Data rows

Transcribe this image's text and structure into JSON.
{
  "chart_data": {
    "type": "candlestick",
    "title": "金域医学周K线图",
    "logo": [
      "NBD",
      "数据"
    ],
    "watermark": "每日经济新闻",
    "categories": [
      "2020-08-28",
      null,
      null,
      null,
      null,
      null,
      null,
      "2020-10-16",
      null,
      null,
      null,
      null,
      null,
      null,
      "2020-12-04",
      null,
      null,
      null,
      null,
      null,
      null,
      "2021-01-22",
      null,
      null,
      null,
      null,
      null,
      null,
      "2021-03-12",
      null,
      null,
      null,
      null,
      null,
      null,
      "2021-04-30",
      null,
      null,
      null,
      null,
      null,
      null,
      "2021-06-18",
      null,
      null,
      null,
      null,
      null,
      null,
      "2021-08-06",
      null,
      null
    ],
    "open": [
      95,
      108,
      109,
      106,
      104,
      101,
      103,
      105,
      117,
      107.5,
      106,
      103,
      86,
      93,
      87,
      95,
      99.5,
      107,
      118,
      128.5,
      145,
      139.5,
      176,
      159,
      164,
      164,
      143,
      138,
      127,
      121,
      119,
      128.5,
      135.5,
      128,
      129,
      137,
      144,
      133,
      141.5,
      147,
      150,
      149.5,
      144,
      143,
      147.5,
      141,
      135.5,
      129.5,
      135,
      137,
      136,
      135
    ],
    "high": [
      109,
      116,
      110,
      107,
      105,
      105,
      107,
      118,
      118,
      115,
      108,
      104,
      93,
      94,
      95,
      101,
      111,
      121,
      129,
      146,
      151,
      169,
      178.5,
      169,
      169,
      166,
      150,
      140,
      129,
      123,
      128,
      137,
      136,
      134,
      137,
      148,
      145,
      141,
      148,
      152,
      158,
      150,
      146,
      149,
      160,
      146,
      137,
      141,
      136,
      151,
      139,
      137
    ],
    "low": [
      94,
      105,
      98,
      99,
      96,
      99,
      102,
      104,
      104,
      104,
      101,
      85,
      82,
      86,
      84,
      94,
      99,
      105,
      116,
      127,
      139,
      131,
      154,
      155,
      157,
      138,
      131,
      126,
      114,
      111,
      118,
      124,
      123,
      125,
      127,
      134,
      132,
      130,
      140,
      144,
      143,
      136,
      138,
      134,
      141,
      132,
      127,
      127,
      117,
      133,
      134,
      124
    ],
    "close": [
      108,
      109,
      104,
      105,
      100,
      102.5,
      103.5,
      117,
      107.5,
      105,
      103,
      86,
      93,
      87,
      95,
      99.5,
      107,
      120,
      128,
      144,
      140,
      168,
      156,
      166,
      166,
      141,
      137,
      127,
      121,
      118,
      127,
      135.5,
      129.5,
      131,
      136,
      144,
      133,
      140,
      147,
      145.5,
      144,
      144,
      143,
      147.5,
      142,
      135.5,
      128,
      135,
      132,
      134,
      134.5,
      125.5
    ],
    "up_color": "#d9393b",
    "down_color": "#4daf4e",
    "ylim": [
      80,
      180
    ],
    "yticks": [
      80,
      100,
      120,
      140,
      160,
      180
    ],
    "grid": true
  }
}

Work to be completed
Set down the material above again, word for word.

Exercise response
Transcribe this image's text and structure into JSON.
{
  "chart_data": {
    "type": "candlestick",
    "title": "金域医学周K线图",
    "logo": [
      "NBD",
      "数据"
    ],
    "watermark": "每日经济新闻",
    "categories": [
      "2020-08-28",
      null,
      null,
      null,
      null,
      null,
      null,
      "2020-10-16",
      null,
      null,
      null,
      null,
      null,
      null,
      "2020-12-04",
      null,
      null,
      null,
      null,
      null,
      null,
      "2021-01-22",
      null,
      null,
      null,
      null,
      null,
      null,
      "2021-03-12",
      null,
      null,
      null,
      null,
      null,
      null,
      "2021-04-30",
      null,
      null,
      null,
      null,
      null,
      null,
      "2021-06-18",
      null,
      null,
      null,
      null,
      null,
      null,
      "2021-08-06",
      null,
      null
    ],
    "open": [
      95,
      108,
      109,
      106,
      104,
      101,
      103,
      105,
      117,
      107.5,
      106,
      103,
      86,
      93,
      87,
      95,
      99.5,
      107,
      118,
      128.5,
      145,
      139.5,
      176,
      159,
      164,
      164,
      143,
      138,
      127,
      121,
      119,
      128.5,
      135.5,
      128,
      129,
      137,
      144,
      133,
      141.5,
      147,
      150,
      149.5,
      144,
      143,
      147.5,
      141,
      135.5,
      129.5,
      135,
      137,
      136,
      135
    ],
    "high": [
      109,
      116,
      110,
      107,
      105,
      105,
      107,
      118,
      118,
      115,
      108,
      104,
      93,
      94,
      95,
      101,
      111,
      121,
      129,
      146,
      151,
      169,
      178.5,
      169,
      169,
      166,
      150,
      140,
      129,
      123,
      128,
      137,
      136,
      134,
      137,
      148,
      145,
      141,
      148,
      152,
      158,
      150,
      146,
      149,
      160,
      146,
      137,
      141,
      136,
      151,
      139,
      137
    ],
    "low": [
      94,
      105,
      98,
      99,
      96,
      99,
      102,
      104,
      104,
      104,
      101,
      85,
      82,
      86,
      84,
      94,
      99,
      105,
      116,
      127,
      139,
      131,
      154,
      155,
      157,
      138,
      131,
      126,
      114,
      111,
      118,
      124,
      123,
      125,
      127,
      134,
      132,
      130,
      140,
      144,
      143,
      136,
      138,
      134,
      141,
      132,
      127,
      127,
      117,
      133,
      134,
      124
    ],
    "close": [
      108,
      109,
      104,
      105,
      100,
      102.5,
      103.5,
      117,
      107.5,
      105,
      103,
      86,
      93,
      87,
      95,
      99.5,
      107,
      120,
      128,
      144,
      140,
      168,
      156,
      166,
      166,
      141,
      137,
      127,
      121,
      118,
      127,
      135.5,
      129.5,
      131,
      136,
      144,
      133,
      140,
      147,
      145.5,
      144,
      144,
      143,
      147.5,
      142,
      135.5,
      128,
      135,
      132,
      134,
      134.5,
      125.5
    ],
    "up_color": "#d9393b",
    "down_color": "#4daf4e",
    "ylim": [
      80,
      180
    ],
    "yticks": [
      80,
      100,
      120,
      140,
      160,
      180
    ],
    "grid": true
  }
}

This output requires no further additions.